**What you need to do**. Can you extract the full biography of biochemist Kathleen Matthews below, word for word?
[Text for analysis — start]
Kathleen "Kathy" Matthews is an American biochemist specializing in DNA/protein interactions. She is the Stewart Memorial Professor of BioSciences at Rice University.

Career
Matthews is Stewart Memorial Professor in BioSciences at Rice University and a founding member of the Biochemistry department, which later merged to become the BioSciences department. She received a B.S. in chemistry from the University of Texas at Austin in 1966 and went on to get her PhD in biochemistry from the University of California, Berkeley in 1970. After working as a postdoctoral fellow at Stanford university, she joined the faculty at Rice as an assistant professor in Biochemistry 1977 before becoming department chair and the dean of the Wiess School of Natural Sciences 1987 and 1998, respectively.

Research
Matthews's research focuses on the interactions of protein and DNA, in particular LacI and the Hox gene protein Ultrabithorax. She has written over 160 papers.
[Text for analysis — finish]
[Records — start]
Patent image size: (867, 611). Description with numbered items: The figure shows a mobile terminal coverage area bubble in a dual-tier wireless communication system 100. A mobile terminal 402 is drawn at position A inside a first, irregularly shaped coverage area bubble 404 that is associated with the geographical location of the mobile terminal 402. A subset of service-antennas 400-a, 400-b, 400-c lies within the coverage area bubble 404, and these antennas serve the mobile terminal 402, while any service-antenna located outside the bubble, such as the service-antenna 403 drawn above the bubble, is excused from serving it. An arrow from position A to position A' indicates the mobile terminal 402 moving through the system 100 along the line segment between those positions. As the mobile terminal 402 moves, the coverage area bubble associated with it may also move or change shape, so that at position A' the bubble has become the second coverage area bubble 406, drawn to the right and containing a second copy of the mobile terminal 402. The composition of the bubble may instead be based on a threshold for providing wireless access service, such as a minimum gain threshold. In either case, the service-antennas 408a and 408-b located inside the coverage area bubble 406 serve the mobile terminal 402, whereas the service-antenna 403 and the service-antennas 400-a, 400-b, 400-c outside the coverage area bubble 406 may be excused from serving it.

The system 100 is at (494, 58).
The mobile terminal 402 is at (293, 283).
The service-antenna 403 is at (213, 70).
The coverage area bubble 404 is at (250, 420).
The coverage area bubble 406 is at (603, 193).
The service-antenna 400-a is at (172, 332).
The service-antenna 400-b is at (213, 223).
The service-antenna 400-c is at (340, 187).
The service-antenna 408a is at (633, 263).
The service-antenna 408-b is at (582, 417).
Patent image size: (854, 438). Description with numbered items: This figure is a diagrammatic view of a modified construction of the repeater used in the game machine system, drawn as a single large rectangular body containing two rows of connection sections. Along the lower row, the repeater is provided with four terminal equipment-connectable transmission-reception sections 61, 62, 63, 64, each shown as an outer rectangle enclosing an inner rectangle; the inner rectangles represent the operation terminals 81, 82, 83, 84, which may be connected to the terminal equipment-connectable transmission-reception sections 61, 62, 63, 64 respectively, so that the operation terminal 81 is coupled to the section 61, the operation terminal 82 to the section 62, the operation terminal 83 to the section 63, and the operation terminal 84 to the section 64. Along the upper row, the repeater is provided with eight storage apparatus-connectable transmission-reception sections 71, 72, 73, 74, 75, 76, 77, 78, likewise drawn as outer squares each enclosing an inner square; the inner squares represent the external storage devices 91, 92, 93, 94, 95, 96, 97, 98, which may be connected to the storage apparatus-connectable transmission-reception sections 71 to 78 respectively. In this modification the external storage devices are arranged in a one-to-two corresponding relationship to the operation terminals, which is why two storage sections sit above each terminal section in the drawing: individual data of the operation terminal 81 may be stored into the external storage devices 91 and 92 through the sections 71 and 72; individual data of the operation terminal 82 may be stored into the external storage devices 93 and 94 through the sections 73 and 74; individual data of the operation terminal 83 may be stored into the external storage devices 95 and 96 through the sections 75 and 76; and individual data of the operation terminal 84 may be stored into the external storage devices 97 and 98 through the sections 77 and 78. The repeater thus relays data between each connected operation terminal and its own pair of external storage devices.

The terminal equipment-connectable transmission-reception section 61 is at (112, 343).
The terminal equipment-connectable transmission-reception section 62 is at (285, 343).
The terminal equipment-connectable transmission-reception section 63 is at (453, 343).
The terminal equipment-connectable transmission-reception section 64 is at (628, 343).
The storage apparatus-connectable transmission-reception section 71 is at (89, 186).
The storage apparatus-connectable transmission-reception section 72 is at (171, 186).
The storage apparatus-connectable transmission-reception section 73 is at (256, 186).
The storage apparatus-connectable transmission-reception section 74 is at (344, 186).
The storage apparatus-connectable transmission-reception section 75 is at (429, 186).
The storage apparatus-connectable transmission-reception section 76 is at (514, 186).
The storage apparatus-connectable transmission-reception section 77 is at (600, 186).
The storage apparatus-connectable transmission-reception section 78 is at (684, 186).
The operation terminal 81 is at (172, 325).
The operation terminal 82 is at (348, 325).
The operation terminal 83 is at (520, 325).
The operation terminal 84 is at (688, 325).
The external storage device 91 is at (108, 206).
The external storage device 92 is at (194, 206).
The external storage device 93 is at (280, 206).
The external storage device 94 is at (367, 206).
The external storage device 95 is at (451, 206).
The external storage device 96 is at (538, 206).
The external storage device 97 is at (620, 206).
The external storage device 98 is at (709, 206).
[Records — finish]
**Response to the task**.
Kathleen "Kathy" Matthews is an American biochemist specializing in DNA/protein interactions. She is the Stewart Memorial Professor of BioSciences at Rice University.

Career
Matthews is Stewart Memorial Professor in BioSciences at Rice University and a founding member of the Biochemistry department, which later merged to become the BioSciences department. She received a B.S. in chemistry from the University of Texas at Austin in 1966 and went on to get her PhD in biochemistry from the University of California, Berkeley in 1970. After working as a postdoctoral fellow at Stanford university, she joined the faculty at Rice as an assistant professor in Biochemistry 1977 before becoming department chair and the dean of the Wiess School of Natural Sciences 1987 and 1998, respectively.

Research
Matthews's research focuses on the interactions of protein and DNA, in particular LacI and the Hox gene protein Ultrabithorax. She has written over 160 papers.